Aim of the task:
Filter these entries, keeping only lines that hold the word "ἠλειμμένον".
--- Start Material for this exercise ---
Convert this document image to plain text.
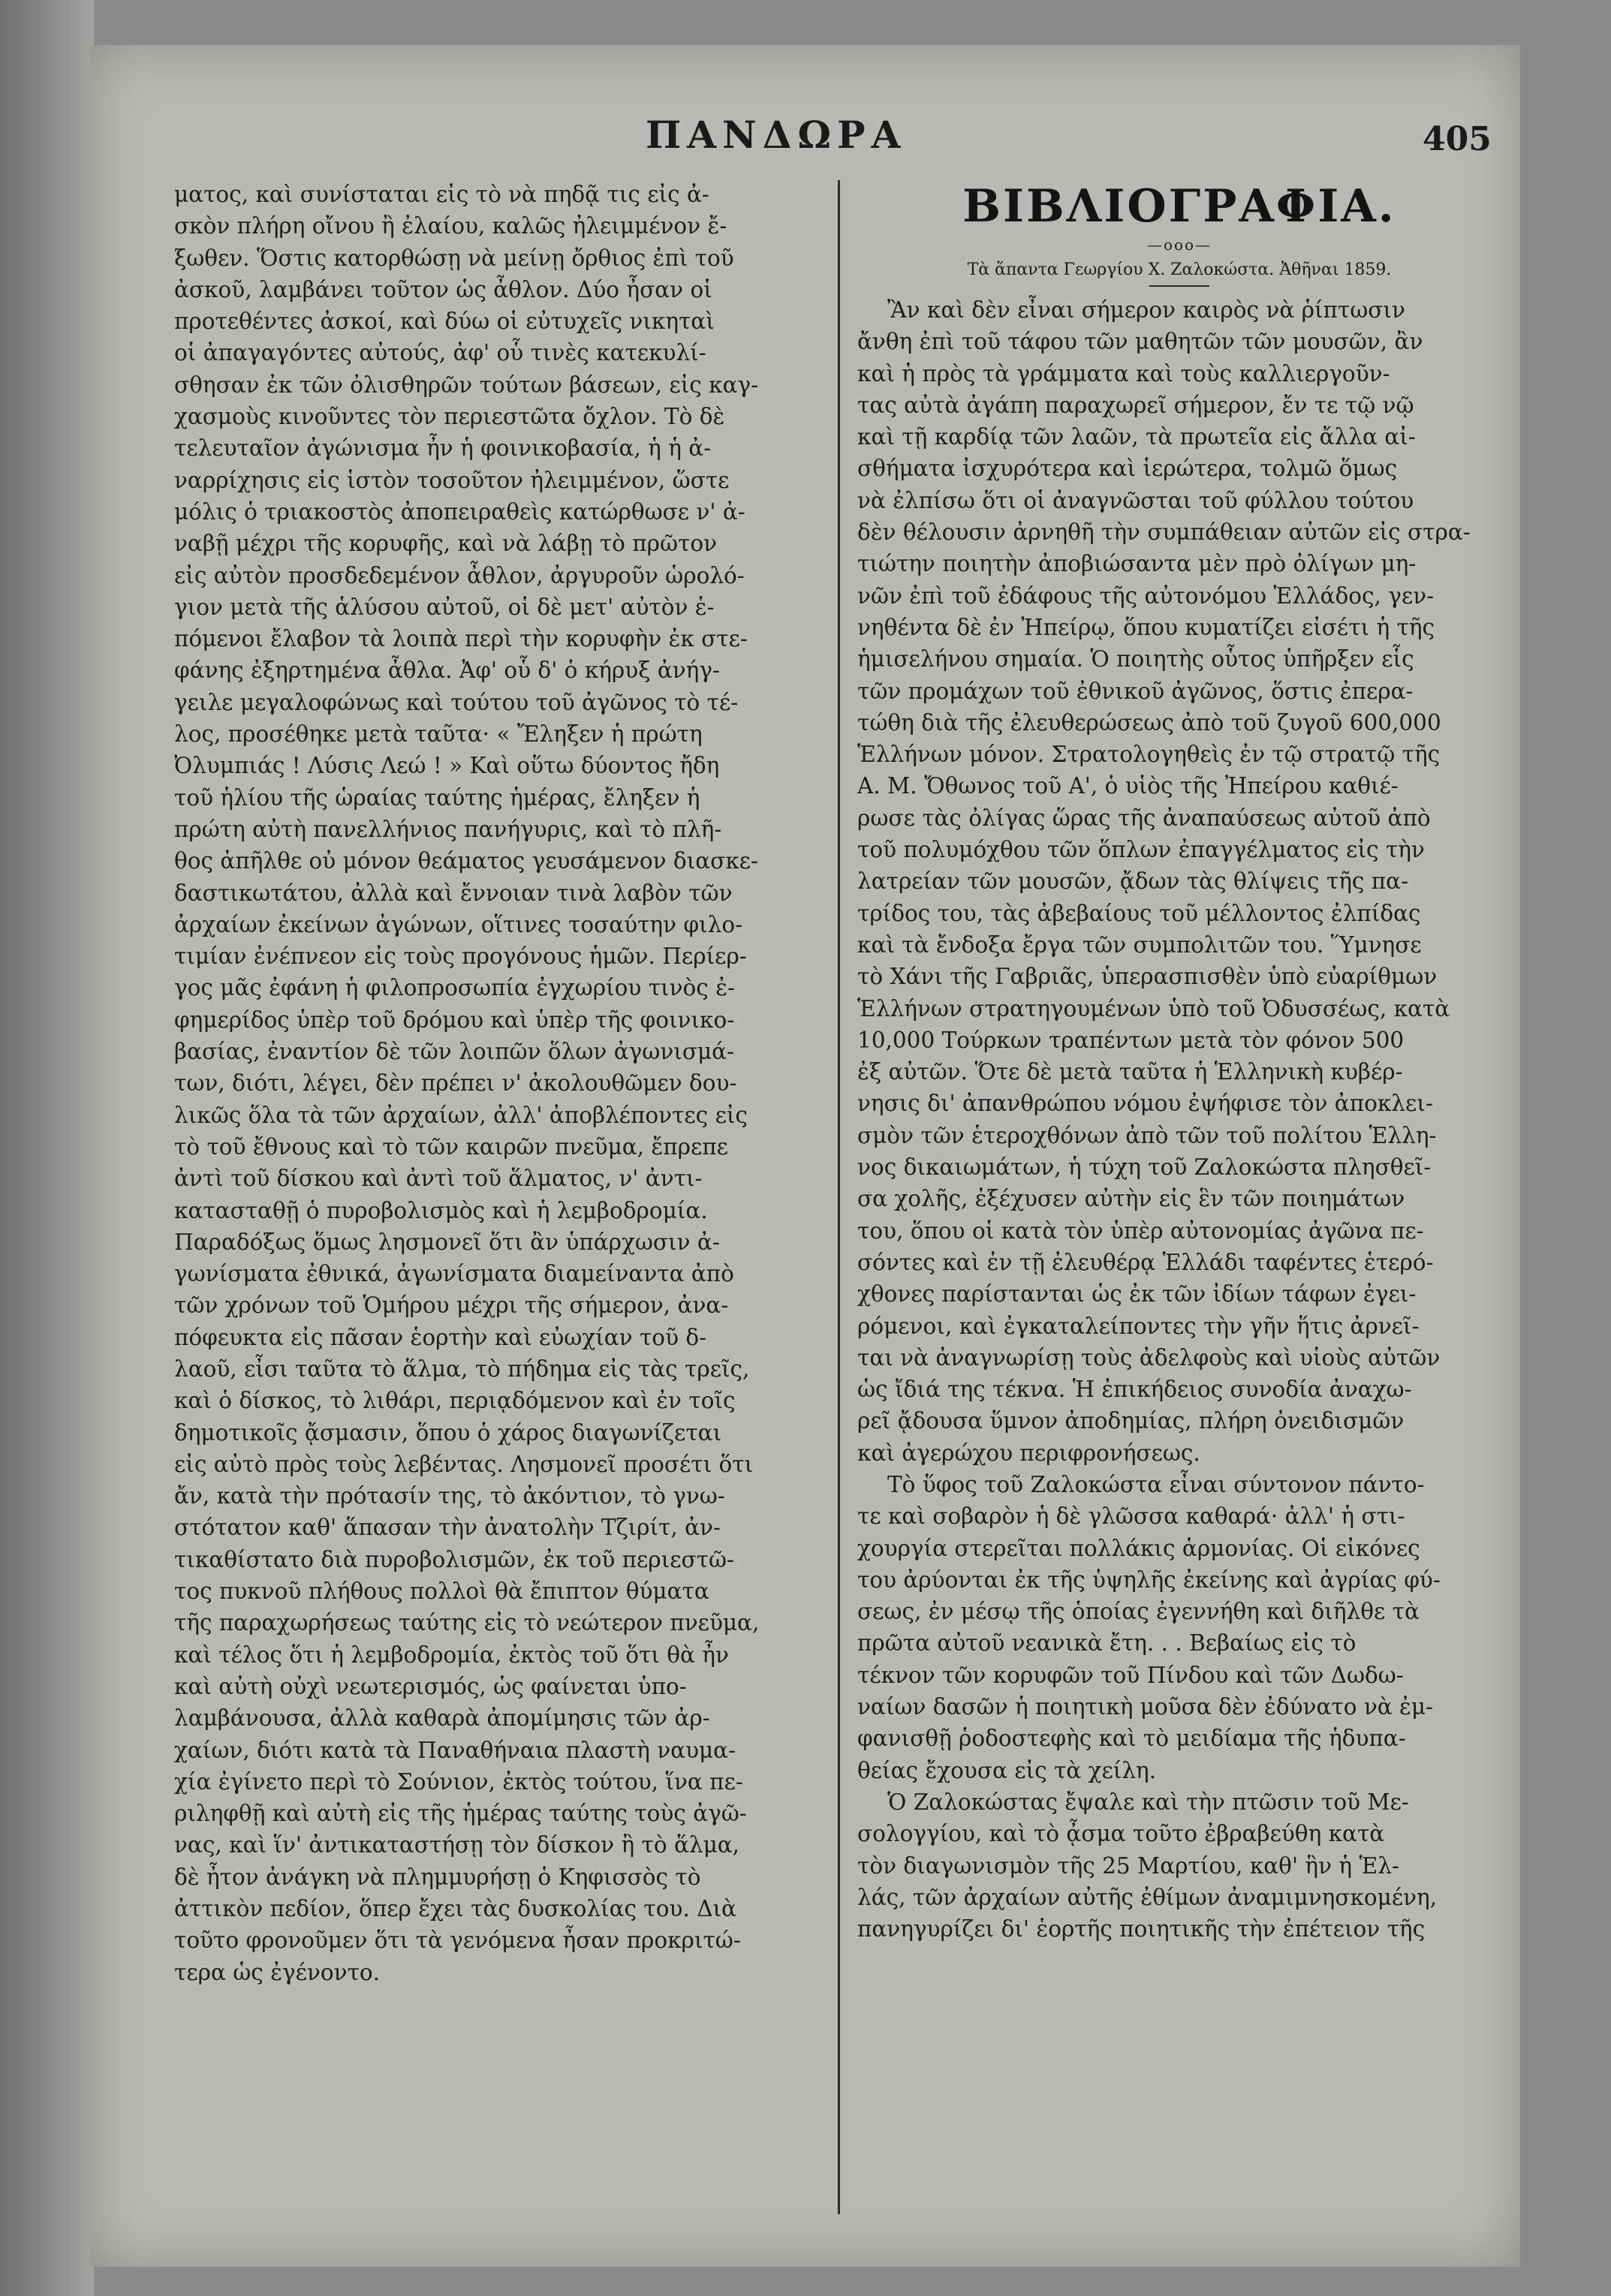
ΠΑΝΔΩΡΑ	405
ματος, καὶ συνίσταται εἰς τὸ νὰ πηδᾷ τις εἰς ἀ-
σκὸν πλήρη οἴνου ἢ ἐλαίου, καλῶς ἠλειμμένον ἔ-
ξωθεν. Ὅστις κατορθώσῃ νὰ μείνῃ ὄρθιος ἐπὶ τοῦ
ἀσκοῦ, λαμβάνει τοῦτον ὡς ἆθλον. Δύο ἦσαν οἱ
προτεθέντες ἀσκοί, καὶ δύω οἱ εὐτυχεῖς νικηταὶ
οἱ ἀπαγαγόντες αὐτούς, ἀφ' οὗ τινὲς κατεκυλί-
σθησαν ἐκ τῶν ὀλισθηρῶν τούτων βάσεων, εἰς καγ-
χασμοὺς κινοῦντες τὸν περιεστῶτα ὄχλον. Τὸ δὲ
τελευταῖον ἀγώνισμα ἦν ἡ φοινικοβασία, ἡ ἡ ἀ-
ναρρίχησις εἰς ἱστὸν τοσοῦτον ἠλειμμένον, ὥστε
μόλις ὁ τριακοστὸς ἀποπειραθεὶς κατώρθωσε ν' ἀ-
ναβῇ μέχρι τῆς κορυφῆς, καὶ νὰ λάβῃ τὸ πρῶτον
εἰς αὐτὸν προσδεδεμένον ἆθλον, ἀργυροῦν ὡρολό-
γιον μετὰ τῆς ἁλύσου αὐτοῦ, οἱ δὲ μετ' αὐτὸν ἑ-
πόμενοι ἔλαβον τὰ λοιπὰ περὶ τὴν κορυφὴν ἐκ στε-
φάνης ἐξηρτημένα ἆθλα. Ἀφ' οὗ δ' ὁ κήρυξ ἀνήγ-
γειλε μεγαλοφώνως καὶ τούτου τοῦ ἀγῶνος τὸ τέ-
λος, προσέθηκε μετὰ ταῦτα· « Ἔληξεν ἡ πρώτη
Ὀλυμπιάς ! Λύσις Λεώ ! » Καὶ οὕτω δύοντος ἤδη
τοῦ ἡλίου τῆς ὡραίας ταύτης ἡμέρας, ἔληξεν ἡ
πρώτη αὐτὴ πανελλήνιος πανήγυρις, καὶ τὸ πλῆ-
θος ἀπῆλθε οὐ μόνον θεάματος γευσάμενον διασκε-
δαστικωτάτου, ἀλλὰ καὶ ἔννοιαν τινὰ λαβὸν τῶν
ἀρχαίων ἐκείνων ἀγώνων, οἵτινες τοσαύτην φιλο-
τιμίαν ἐνέπνεον εἰς τοὺς προγόνους ἡμῶν. Περίερ-
γος μᾶς ἐφάνη ἡ φιλοπροσωπία ἐγχωρίου τινὸς ἐ-
φημερίδος ὑπὲρ τοῦ δρόμου καὶ ὑπὲρ τῆς φοινικο-
βασίας, ἐναντίον δὲ τῶν λοιπῶν ὅλων ἀγωνισμά-
των, διότι, λέγει, δὲν πρέπει ν' ἀκολουθῶμεν δου-
λικῶς ὅλα τὰ τῶν ἀρχαίων, ἀλλ' ἀποβλέποντες εἰς
τὸ τοῦ ἔθνους καὶ τὸ τῶν καιρῶν πνεῦμα, ἔπρεπε
ἀντὶ τοῦ δίσκου καὶ ἀντὶ τοῦ ἅλματος, ν' ἀντι-
κατασταθῇ ὁ πυροβολισμὸς καὶ ἡ λεμβοδρομία.
Παραδόξως ὅμως λησμονεῖ ὅτι ἂν ὑπάρχωσιν ἀ-
γωνίσματα ἐθνικά, ἀγωνίσματα διαμείναντα ἀπὸ
τῶν χρόνων τοῦ Ὁμήρου μέχρι τῆς σήμερον, ἀνα-
πόφευκτα εἰς πᾶσαν ἑορτὴν καὶ εὐωχίαν τοῦ δ-
λαοῦ, εἶσι ταῦτα τὸ ἅλμα, τὸ πήδημα εἰς τὰς τρεῖς,
καὶ ὁ δίσκος, τὸ λιθάρι, περιᾳδόμενον καὶ ἐν τοῖς
δημοτικοῖς ᾄσμασιν, ὅπου ὁ χάρος διαγωνίζεται
εἰς αὐτὸ πρὸς τοὺς λεβέντας. Λησμονεῖ προσέτι ὅτι
ἄν, κατὰ τὴν πρότασίν της, τὸ ἀκόντιον, τὸ γνω-
στότατον καθ' ἅπασαν τὴν ἀνατολὴν Τζιρίτ, ἀν-
τικαθίστατο διὰ πυροβολισμῶν, ἐκ τοῦ περιεστῶ-
τος πυκνοῦ πλήθους πολλοὶ θὰ ἔπιπτον θύματα
τῆς παραχωρήσεως ταύτης εἰς τὸ νεώτερον πνεῦμα,
καὶ τέλος ὅτι ἡ λεμβοδρομία, ἐκτὸς τοῦ ὅτι θὰ ἦν
καὶ αὐτὴ οὐχὶ νεωτερισμός, ὡς φαίνεται ὑπο-
λαμβάνουσα, ἀλλὰ καθαρὰ ἀπομίμησις τῶν ἀρ-
χαίων, διότι κατὰ τὰ Παναθήναια πλαστὴ ναυμα-
χία ἐγίνετο περὶ τὸ Σούνιον, ἐκτὸς τούτου, ἵνα πε-
ριληφθῇ καὶ αὐτὴ εἰς τῆς ἡμέρας ταύτης τοὺς ἀγῶ-
νας, καὶ ἵν' ἀντικαταστήσῃ τὸν δίσκον ἢ τὸ ἅλμα,
δὲ ἦτον ἀνάγκη νὰ πλημμυρήσῃ ὁ Κηφισσὸς τὸ
ἀττικὸν πεδίον, ὅπερ ἔχει τὰς δυσκολίας του. Διὰ
τοῦτο φρονοῦμεν ὅτι τὰ γενόμενα ἦσαν προκριτώ-
τερα ὡς ἐγένοντο.
ΒΙΒΛΙΟΓΡΑΦΙΑ.
—ooo—
Τὰ ἅπαντα Γεωργίου Χ. Ζαλοκώστα. Ἀθῆναι 1859.
Ἂν καὶ δὲν εἶναι σήμερον καιρὸς νὰ ῥίπτωσιν
ἄνθη ἐπὶ τοῦ τάφου τῶν μαθητῶν τῶν μουσῶν, ἂν
καὶ ἡ πρὸς τὰ γράμματα καὶ τοὺς καλλιεργοῦν-
τας αὐτὰ ἀγάπη παραχωρεῖ σήμερον, ἔν τε τῷ νῷ
καὶ τῇ καρδίᾳ τῶν λαῶν, τὰ πρωτεῖα εἰς ἄλλα αἰ-
σθήματα ἰσχυρότερα καὶ ἱερώτερα, τολμῶ ὅμως
νὰ ἐλπίσω ὅτι οἱ ἀναγνῶσται τοῦ φύλλου τούτου
δὲν θέλουσιν ἀρνηθῆ τὴν συμπάθειαν αὐτῶν εἰς στρα-
τιώτην ποιητὴν ἀποβιώσαντα μὲν πρὸ ὀλίγων μη-
νῶν ἐπὶ τοῦ ἐδάφους τῆς αὐτονόμου Ἑλλάδος, γεν-
νηθέντα δὲ ἐν Ἠπείρῳ, ὅπου κυματίζει εἰσέτι ἡ τῆς
ἡμισελήνου σημαία. Ὁ ποιητὴς οὗτος ὑπῆρξεν εἷς
τῶν προμάχων τοῦ ἐθνικοῦ ἀγῶνος, ὅστις ἐπερα-
τώθη διὰ τῆς ἐλευθερώσεως ἀπὸ τοῦ ζυγοῦ 600,000
Ἑλλήνων μόνον. Στρατολογηθεὶς ἐν τῷ στρατῷ τῆς
Α. Μ. Ὄθωνος τοῦ Α', ὁ υἱὸς τῆς Ἠπείρου καθιέ-
ρωσε τὰς ὀλίγας ὥρας τῆς ἀναπαύσεως αὐτοῦ ἀπὸ
τοῦ πολυμόχθου τῶν ὅπλων ἐπαγγέλματος εἰς τὴν
λατρείαν τῶν μουσῶν, ᾄδων τὰς θλίψεις τῆς πα-
τρίδος του, τὰς ἀβεβαίους τοῦ μέλλοντος ἐλπίδας
καὶ τὰ ἔνδοξα ἔργα τῶν συμπολιτῶν του. Ὕμνησε
τὸ Χάνι τῆς Γαβριᾶς, ὑπερασπισθὲν ὑπὸ εὐαρίθμων
Ἑλλήνων στρατηγουμένων ὑπὸ τοῦ Ὀδυσσέως, κατὰ
10,000 Τούρκων τραπέντων μετὰ τὸν φόνον 500
ἐξ αὐτῶν. Ὅτε δὲ μετὰ ταῦτα ἡ Ἑλληνικὴ κυβέρ-
νησις δι' ἀπανθρώπου νόμου ἐψήφισε τὸν ἀποκλει-
σμὸν τῶν ἑτεροχθόνων ἀπὸ τῶν τοῦ πολίτου Ἑλλη-
νος δικαιωμάτων, ἡ τύχη τοῦ Ζαλοκώστα πλησθεῖ-
σα χολῆς, ἐξέχυσεν αὐτὴν εἰς ἓν τῶν ποιημάτων
του, ὅπου οἱ κατὰ τὸν ὑπὲρ αὐτονομίας ἀγῶνα πε-
σόντες καὶ ἐν τῇ ἐλευθέρᾳ Ἑλλάδι ταφέντες ἑτερό-
χθονες παρίστανται ὡς ἐκ τῶν ἰδίων τάφων ἐγει-
ρόμενοι, καὶ ἐγκαταλείποντες τὴν γῆν ἥτις ἀρνεῖ-
ται νὰ ἀναγνωρίσῃ τοὺς ἀδελφοὺς καὶ υἱοὺς αὐτῶν
ὡς ἴδιά της τέκνα. Ἡ ἐπικήδειος συνοδία ἀναχω-
ρεῖ ᾄδουσα ὕμνον ἀποδημίας, πλήρη ὀνειδισμῶν
καὶ ἀγερώχου περιφρονήσεως.
Τὸ ὕφος τοῦ Ζαλοκώστα εἶναι σύντονον πάντο-
τε καὶ σοβαρὸν ἡ δὲ γλῶσσα καθαρά· ἀλλ' ἡ στι-
χουργία στερεῖται πολλάκις ἁρμονίας. Οἱ εἰκόνες
του ἀρύονται ἐκ τῆς ὑψηλῆς ἐκείνης καὶ ἀγρίας φύ-
σεως, ἐν μέσῳ τῆς ὁποίας ἐγεννήθη καὶ διῆλθε τὰ
πρῶτα αὐτοῦ νεανικὰ ἔτη. . . Βεβαίως εἰς τὸ
τέκνον τῶν κορυφῶν τοῦ Πίνδου καὶ τῶν Δωδω-
ναίων δασῶν ἡ ποιητικὴ μοῦσα δὲν ἐδύνατο νὰ ἐμ-
φανισθῇ ῥοδοστεφὴς καὶ τὸ μειδίαμα τῆς ἡδυπα-
θείας ἔχουσα εἰς τὰ χείλη.
Ὁ Ζαλοκώστας ἔψαλε καὶ τὴν πτῶσιν τοῦ Με-
σολογγίου, καὶ τὸ ᾆσμα τοῦτο ἐβραβεύθη κατὰ
τὸν διαγωνισμὸν τῆς 25 Μαρτίου, καθ' ἣν ἡ Ἑλ-
λάς, τῶν ἀρχαίων αὐτῆς ἐθίμων ἀναμιμνησκομένη,
πανηγυρίζει δι' ἑορτῆς ποιητικῆς τὴν ἐπέτειον τῆς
--- End Material for this exercise ---
Full response:
σκὸν πλήρη οἴνου ἢ ἐλαίου, καλῶς ἠλειμμένον ἔ-
ναρρίχησις εἰς ἱστὸν τοσοῦτον ἠλειμμένον, ὥστε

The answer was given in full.